SOURCE TEXT.
========

Hacker News new | past | comments | ask | show | jobs | submit login
Uniform eXchange Format (UXF) – plain text human readable typed storage format (github.com/mark-summerfield)
69 points by begoon on Oct 14, 2022 | hide | past | favorite | 60 comments



This seems unnecessarily terse. If you want types, why not make it look like one of the existing popular languages with types? (Rust/TypeScript/protobuf)

Instead of:

    uxf 1
    =Database server:str ports:list connection_max:int enabled:bool
    =DateTime when:datetime tz:str
    =Owner name:str dob:DateTime
    =Hosts name:str
    [
      (Owner <Tom Preston-Werner> (DateTime 1979-05-27T07:32:00 <-08:00>))
      (Database <192.168.1.1> [8000 8001 8002] 5000 yes)
      (Hosts
        <alpha>
        <omega>)
    ]
Why not:

    type Database {
      server: str,
      ports: list,
      connection_max: int,
      enabled: bool,
    }
    type DateTime {
      when: datetime,
      tz: str,
    }
    type Owner {
      name: str,
      dob: DateTime,
    }
    type Hosts {
      name: str,
    }

    [
      Owner('Tom Preston-Werner', DateTime('1979-05-27T07:32:00', '-08:00')),
      Database('192.168.1.1', [8000, 8001, 8002], 5000, yes),
      [
        Hosts('alpha'),
        Hosts('omega'),
      ],
    ]
Evidence shows that people like that kind of format, for "plain text human readable" purposes. They are also used to it. It's only 20% longer, and you can also go with a Haskell-style syntax if you dislike braces.

========

DATASET EXTRACT.
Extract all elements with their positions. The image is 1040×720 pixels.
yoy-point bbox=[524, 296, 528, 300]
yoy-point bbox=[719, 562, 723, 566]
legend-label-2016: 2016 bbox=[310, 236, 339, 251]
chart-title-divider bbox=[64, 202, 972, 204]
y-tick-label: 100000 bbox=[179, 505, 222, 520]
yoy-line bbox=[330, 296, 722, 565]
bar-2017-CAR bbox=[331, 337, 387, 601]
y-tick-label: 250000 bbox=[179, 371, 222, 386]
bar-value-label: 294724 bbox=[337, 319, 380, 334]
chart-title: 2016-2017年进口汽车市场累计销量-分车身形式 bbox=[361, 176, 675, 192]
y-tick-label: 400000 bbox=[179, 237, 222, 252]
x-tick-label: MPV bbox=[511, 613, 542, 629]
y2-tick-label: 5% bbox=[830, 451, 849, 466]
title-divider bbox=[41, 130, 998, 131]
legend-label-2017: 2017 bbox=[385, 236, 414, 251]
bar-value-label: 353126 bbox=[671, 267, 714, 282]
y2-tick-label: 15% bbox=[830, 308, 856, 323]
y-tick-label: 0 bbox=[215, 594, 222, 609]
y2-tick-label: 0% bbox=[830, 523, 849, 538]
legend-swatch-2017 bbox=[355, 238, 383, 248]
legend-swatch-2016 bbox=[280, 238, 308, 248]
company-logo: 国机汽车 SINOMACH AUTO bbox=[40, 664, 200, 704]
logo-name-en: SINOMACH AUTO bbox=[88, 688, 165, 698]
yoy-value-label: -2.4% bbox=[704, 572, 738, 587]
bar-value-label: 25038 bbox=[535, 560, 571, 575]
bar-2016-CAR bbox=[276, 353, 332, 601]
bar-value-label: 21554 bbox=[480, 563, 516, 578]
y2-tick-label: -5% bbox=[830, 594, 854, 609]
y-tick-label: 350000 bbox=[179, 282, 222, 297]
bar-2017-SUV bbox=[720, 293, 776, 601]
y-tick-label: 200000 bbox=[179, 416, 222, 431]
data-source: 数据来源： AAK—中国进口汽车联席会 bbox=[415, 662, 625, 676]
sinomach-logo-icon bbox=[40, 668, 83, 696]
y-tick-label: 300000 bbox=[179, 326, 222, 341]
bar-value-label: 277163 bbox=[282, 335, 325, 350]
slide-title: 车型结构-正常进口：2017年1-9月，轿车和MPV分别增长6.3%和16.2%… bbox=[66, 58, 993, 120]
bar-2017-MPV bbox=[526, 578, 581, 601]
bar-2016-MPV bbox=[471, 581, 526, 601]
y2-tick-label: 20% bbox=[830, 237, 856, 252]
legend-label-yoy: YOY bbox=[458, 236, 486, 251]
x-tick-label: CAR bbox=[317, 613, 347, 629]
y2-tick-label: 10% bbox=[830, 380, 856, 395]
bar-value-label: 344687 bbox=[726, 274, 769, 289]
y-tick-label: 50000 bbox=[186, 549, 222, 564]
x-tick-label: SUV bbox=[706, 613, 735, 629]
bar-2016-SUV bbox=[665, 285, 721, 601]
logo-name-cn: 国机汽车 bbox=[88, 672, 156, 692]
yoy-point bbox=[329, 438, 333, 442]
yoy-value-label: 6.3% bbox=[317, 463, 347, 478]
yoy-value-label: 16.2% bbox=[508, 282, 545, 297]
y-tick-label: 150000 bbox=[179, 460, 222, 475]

========

YOUR INSTRUCTIONS. In the Hacker News thread about UXF, how much longer does the commenter say the proposed alternative format is?

SOLUTION FOR THIS TASK. Only 20% longer.